• Problem to solve:
Copy out the material below in full, but not its images.

• Records shown:
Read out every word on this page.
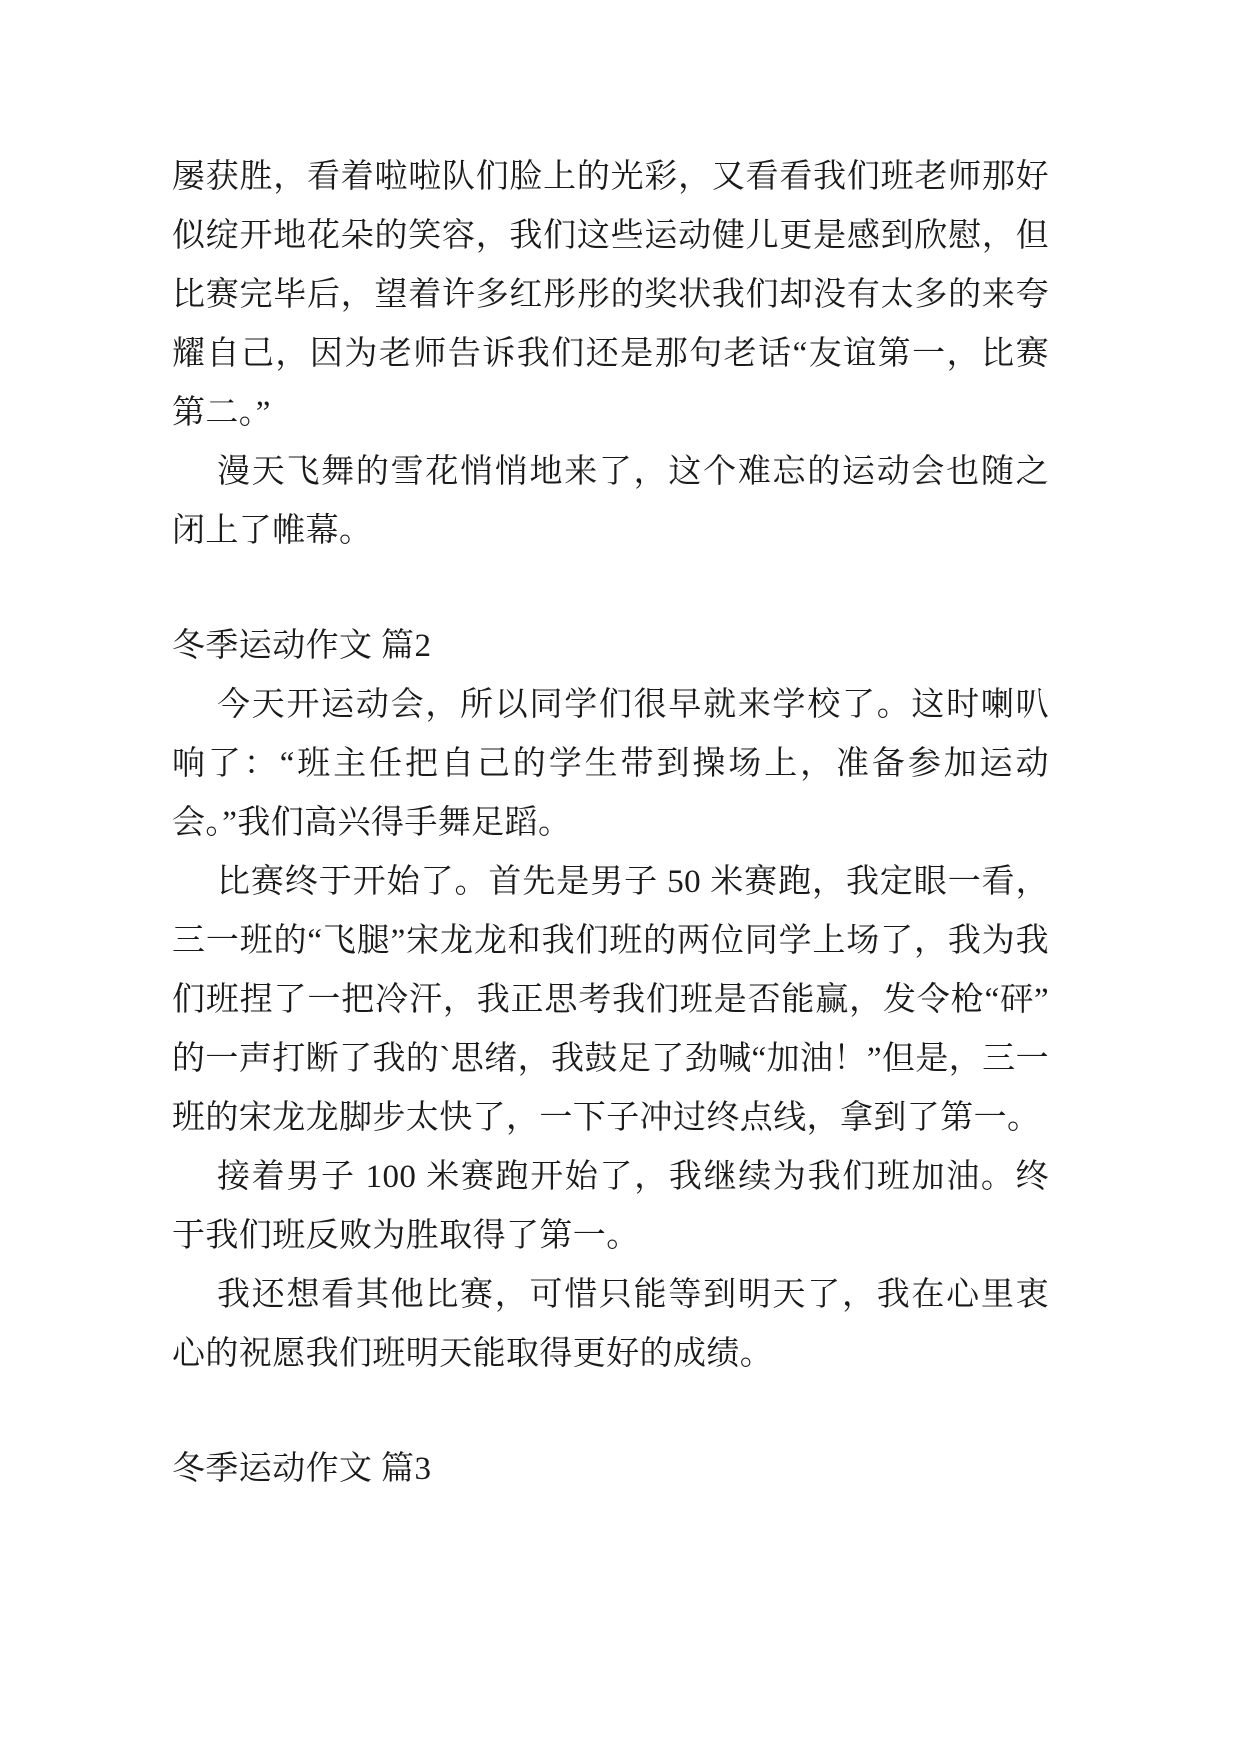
屡获胜，看着啦啦队们脸上的光彩，又看看我们班老师那好似绽开地花朵的笑容，我们这些运动健儿更是感到欣慰，但比赛完毕后，望着许多红彤彤的奖状我们却没有太多的来夸耀自己，因为老师告诉我们还是那句老话“友谊第一，比赛第二。”

漫天飞舞的雪花悄悄地来了，这个难忘的运动会也随之闭上了帷幕。

冬季运动作文 篇2

今天开运动会，所以同学们很早就来学校了。这时喇叭响了：“班主任把自己的学生带到操场上，准备参加运动会。”我们高兴得手舞足蹈。

比赛终于开始了。首先是男子 50 米赛跑，我定眼一看，三一班的“飞腿”宋龙龙和我们班的两位同学上场了，我为我们班捏了一把冷汗，我正思考我们班是否能赢，发令枪“砰”的一声打断了我的`思绪，我鼓足了劲喊“加油！”但是，三一班的宋龙龙脚步太快了，一下子冲过终点线，拿到了第一。

接着男子 100 米赛跑开始了，我继续为我们班加油。终于我们班反败为胜取得了第一。

我还想看其他比赛，可惜只能等到明天了，我在心里衷心的祝愿我们班明天能取得更好的成绩。

冬季运动作文 篇3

• Response:
Read out every word on this page.
屡获胜，看着啦啦队们脸上的光彩，又看看我们班老师那好似绽开地花朵的笑容，我们这些运动健儿更是感到欣慰，但比赛完毕后，望着许多红彤彤的奖状我们却没有太多的来夸耀自己，因为老师告诉我们还是那句老话“友谊第一，比赛第二。”

漫天飞舞的雪花悄悄地来了，这个难忘的运动会也随之闭上了帷幕。

冬季运动作文 篇2

今天开运动会，所以同学们很早就来学校了。这时喇叭响了：“班主任把自己的学生带到操场上，准备参加运动会。”我们高兴得手舞足蹈。

比赛终于开始了。首先是男子 50 米赛跑，我定眼一看，三一班的“飞腿”宋龙龙和我们班的两位同学上场了，我为我们班捏了一把冷汗，我正思考我们班是否能赢，发令枪“砰”的一声打断了我的`思绪，我鼓足了劲喊“加油！”但是，三一班的宋龙龙脚步太快了，一下子冲过终点线，拿到了第一。

接着男子 100 米赛跑开始了，我继续为我们班加油。终于我们班反败为胜取得了第一。

我还想看其他比赛，可惜只能等到明天了，我在心里衷心的祝愿我们班明天能取得更好的成绩。

冬季运动作文 篇3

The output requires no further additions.